%%

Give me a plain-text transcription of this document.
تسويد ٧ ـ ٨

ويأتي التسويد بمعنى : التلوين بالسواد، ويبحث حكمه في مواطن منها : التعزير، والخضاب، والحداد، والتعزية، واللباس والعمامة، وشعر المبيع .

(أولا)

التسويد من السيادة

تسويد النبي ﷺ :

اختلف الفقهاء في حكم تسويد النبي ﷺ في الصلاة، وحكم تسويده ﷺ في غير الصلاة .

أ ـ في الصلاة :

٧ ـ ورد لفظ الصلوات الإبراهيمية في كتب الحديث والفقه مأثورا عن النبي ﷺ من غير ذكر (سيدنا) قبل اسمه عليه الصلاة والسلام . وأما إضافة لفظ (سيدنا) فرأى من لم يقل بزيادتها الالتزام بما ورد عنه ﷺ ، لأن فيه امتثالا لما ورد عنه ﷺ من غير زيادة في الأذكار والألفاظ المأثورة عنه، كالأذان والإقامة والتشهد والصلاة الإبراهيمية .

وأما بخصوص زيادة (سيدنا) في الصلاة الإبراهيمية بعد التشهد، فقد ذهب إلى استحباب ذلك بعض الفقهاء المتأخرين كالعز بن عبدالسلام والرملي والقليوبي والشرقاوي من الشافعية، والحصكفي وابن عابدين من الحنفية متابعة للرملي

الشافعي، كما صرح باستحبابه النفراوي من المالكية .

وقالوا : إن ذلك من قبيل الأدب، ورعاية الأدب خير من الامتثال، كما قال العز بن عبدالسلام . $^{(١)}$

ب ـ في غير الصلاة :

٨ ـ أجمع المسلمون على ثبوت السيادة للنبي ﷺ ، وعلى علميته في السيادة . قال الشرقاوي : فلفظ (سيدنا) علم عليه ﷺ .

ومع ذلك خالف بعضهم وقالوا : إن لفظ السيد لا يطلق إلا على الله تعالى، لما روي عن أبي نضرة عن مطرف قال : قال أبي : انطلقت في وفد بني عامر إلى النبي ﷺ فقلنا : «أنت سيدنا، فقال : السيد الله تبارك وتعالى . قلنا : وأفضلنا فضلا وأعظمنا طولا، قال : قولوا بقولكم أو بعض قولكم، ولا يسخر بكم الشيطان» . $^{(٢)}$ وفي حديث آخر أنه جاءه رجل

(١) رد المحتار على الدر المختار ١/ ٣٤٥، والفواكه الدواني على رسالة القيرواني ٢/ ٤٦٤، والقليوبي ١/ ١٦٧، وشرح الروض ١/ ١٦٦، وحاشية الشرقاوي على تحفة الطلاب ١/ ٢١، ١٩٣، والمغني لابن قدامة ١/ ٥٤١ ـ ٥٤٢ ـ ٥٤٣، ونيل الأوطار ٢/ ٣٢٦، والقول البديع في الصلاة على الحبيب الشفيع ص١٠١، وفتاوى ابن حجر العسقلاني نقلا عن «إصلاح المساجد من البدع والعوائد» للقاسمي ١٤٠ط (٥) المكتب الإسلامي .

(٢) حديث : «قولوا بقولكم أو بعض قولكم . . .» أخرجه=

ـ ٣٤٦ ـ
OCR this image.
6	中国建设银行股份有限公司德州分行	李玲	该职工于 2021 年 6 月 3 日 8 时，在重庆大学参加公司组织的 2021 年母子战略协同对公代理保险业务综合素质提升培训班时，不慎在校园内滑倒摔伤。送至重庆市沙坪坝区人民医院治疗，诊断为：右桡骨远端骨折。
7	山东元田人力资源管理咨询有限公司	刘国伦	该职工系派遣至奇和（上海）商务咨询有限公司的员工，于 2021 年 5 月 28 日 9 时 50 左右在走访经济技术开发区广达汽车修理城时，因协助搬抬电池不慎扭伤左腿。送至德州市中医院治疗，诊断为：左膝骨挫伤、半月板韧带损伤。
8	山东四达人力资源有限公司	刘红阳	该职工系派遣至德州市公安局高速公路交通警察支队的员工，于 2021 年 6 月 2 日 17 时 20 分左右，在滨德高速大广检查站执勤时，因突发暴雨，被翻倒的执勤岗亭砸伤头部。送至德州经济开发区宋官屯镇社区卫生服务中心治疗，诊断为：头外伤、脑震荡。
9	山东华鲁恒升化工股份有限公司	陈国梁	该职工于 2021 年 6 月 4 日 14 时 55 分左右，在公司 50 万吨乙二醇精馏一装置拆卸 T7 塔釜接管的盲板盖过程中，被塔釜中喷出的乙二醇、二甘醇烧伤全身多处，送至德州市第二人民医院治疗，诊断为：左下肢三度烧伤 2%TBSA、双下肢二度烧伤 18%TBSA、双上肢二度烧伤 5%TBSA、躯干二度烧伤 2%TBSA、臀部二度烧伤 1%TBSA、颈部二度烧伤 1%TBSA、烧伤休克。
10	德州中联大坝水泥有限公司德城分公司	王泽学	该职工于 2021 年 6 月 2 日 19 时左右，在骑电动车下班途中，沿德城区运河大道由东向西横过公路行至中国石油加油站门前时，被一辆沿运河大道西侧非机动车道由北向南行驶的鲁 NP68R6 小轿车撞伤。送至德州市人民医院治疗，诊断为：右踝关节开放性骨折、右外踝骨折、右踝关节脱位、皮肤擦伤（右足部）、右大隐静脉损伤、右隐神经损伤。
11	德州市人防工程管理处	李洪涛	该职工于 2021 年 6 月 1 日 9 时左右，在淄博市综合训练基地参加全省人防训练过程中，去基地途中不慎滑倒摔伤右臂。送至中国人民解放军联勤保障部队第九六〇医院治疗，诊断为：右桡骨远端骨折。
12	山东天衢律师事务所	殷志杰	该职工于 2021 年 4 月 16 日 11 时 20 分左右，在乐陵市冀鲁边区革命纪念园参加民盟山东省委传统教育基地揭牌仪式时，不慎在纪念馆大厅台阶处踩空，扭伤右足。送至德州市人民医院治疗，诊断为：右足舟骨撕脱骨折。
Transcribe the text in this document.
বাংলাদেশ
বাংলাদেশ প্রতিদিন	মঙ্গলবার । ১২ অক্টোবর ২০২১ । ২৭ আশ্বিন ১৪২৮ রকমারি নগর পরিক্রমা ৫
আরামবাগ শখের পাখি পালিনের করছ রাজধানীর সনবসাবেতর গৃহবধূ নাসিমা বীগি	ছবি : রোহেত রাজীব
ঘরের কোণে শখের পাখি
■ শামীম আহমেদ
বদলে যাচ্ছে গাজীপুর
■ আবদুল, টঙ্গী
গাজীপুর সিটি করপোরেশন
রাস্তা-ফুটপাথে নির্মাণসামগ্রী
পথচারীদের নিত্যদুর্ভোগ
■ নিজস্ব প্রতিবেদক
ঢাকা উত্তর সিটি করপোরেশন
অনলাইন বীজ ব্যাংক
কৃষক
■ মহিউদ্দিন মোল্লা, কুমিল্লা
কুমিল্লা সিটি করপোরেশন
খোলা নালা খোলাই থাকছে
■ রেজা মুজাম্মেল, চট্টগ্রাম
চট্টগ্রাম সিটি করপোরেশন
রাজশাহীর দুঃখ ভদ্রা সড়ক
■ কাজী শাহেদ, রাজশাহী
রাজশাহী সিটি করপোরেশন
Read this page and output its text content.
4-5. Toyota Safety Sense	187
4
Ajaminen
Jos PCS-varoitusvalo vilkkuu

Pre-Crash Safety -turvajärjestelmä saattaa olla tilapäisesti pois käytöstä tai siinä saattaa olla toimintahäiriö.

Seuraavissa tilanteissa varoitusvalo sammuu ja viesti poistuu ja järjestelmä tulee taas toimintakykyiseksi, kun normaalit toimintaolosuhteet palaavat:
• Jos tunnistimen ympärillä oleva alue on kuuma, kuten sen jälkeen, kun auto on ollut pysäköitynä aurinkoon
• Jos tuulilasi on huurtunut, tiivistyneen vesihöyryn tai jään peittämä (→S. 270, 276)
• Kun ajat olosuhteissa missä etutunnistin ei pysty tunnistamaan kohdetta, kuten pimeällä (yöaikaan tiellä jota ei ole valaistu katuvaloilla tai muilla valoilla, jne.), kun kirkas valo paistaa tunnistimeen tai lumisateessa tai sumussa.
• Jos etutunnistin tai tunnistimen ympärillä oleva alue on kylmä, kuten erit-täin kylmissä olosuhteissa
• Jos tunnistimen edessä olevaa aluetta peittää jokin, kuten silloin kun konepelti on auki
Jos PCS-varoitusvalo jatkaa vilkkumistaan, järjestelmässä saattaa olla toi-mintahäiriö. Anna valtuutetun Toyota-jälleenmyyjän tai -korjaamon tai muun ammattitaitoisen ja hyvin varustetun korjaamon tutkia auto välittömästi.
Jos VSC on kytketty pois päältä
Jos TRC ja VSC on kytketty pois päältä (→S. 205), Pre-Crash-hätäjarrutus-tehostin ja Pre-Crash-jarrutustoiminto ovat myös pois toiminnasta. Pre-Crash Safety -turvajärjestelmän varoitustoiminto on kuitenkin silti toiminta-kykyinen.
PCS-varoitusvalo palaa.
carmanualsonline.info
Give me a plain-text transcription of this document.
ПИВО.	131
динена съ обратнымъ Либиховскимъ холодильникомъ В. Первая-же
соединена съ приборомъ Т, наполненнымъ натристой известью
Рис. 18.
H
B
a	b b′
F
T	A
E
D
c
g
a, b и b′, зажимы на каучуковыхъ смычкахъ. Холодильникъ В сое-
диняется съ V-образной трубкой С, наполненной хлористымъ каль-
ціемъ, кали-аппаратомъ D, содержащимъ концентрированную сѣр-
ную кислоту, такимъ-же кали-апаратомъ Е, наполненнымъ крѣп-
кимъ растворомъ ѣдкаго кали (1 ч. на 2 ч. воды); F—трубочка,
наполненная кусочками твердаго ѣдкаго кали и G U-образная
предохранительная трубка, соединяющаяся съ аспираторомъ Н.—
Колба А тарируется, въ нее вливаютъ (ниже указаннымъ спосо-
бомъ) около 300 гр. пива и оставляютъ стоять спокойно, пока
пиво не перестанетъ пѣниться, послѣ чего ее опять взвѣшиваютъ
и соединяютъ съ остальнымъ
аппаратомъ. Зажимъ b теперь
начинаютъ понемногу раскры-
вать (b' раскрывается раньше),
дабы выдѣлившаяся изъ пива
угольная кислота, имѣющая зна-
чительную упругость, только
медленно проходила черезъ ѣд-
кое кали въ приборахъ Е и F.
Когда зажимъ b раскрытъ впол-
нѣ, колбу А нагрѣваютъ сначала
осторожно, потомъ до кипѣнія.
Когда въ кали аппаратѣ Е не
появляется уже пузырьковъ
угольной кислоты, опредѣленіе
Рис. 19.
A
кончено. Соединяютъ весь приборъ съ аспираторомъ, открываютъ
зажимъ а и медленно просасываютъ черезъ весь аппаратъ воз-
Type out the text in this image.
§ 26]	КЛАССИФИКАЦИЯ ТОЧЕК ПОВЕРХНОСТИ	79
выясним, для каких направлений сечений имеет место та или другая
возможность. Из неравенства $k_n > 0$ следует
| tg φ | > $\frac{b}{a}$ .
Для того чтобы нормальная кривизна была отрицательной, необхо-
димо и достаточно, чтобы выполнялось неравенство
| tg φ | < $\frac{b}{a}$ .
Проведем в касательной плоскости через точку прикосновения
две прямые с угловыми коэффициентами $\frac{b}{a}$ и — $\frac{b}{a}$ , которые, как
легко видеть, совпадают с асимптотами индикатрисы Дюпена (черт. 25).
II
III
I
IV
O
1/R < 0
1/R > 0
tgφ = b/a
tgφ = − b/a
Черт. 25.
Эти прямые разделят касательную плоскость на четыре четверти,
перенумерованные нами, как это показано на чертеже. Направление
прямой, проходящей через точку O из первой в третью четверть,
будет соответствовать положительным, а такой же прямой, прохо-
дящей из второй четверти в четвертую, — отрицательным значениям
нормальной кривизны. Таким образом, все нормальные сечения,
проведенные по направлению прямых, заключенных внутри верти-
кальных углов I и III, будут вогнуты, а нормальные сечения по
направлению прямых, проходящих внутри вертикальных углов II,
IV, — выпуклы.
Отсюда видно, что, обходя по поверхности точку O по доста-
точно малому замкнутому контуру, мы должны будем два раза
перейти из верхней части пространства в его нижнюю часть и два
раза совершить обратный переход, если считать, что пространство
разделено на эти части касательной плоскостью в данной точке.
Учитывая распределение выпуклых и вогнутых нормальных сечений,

%%

◆ Objective
Copy out every line from the material above in which the word "Safety" appears.

◆ Finished answer
4-5. Toyota Safety Sense	187
Pre-Crash Safety -turvajärjestelmä saattaa olla tilapäisesti pois käytöstä tai siinä saattaa olla toimintahäiriö.
Jos TRC ja VSC on kytketty pois päältä (→S. 205), Pre-Crash-hätäjarrutus-tehostin ja Pre-Crash-jarrutustoiminto ovat myös pois toiminnasta. Pre-Crash Safety -turvajärjestelmän varoitustoiminto on kuitenkin silti toiminta-kykyinen.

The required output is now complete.